Collected data

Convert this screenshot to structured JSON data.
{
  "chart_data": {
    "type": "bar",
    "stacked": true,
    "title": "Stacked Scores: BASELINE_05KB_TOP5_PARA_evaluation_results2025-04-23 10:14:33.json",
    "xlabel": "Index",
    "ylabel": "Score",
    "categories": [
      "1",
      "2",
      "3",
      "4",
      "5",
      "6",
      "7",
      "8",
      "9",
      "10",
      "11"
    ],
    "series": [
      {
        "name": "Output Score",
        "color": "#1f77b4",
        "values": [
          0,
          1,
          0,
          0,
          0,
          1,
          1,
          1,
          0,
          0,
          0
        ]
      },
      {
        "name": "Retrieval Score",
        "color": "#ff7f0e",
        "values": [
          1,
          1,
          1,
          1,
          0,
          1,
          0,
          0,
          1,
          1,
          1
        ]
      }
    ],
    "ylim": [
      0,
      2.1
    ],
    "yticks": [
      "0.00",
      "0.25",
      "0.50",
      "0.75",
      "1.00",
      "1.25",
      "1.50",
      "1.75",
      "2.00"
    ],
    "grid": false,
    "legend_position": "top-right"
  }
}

• Problem statement: Could you transcribe the records in full, exactly?

• Worked answer:
Convert this screenshot to structured JSON data.
{
  "chart_data": {
    "type": "bar",
    "stacked": true,
    "title": "Stacked Scores: BASELINE_05KB_TOP5_PARA_evaluation_results2025-04-23 10:14:33.json",
    "xlabel": "Index",
    "ylabel": "Score",
    "categories": [
      "1",
      "2",
      "3",
      "4",
      "5",
      "6",
      "7",
      "8",
      "9",
      "10",
      "11"
    ],
    "series": [
      {
        "name": "Output Score",
        "color": "#1f77b4",
        "values": [
          0,
          1,
          0,
          0,
          0,
          1,
          1,
          1,
          0,
          0,
          0
        ]
      },
      {
        "name": "Retrieval Score",
        "color": "#ff7f0e",
        "values": [
          1,
          1,
          1,
          1,
          0,
          1,
          0,
          0,
          1,
          1,
          1
        ]
      }
    ],
    "ylim": [
      0,
      2.1
    ],
    "yticks": [
      "0.00",
      "0.25",
      "0.50",
      "0.75",
      "1.00",
      "1.25",
      "1.50",
      "1.75",
      "2.00"
    ],
    "grid": false,
    "legend_position": "top-right"
  }
}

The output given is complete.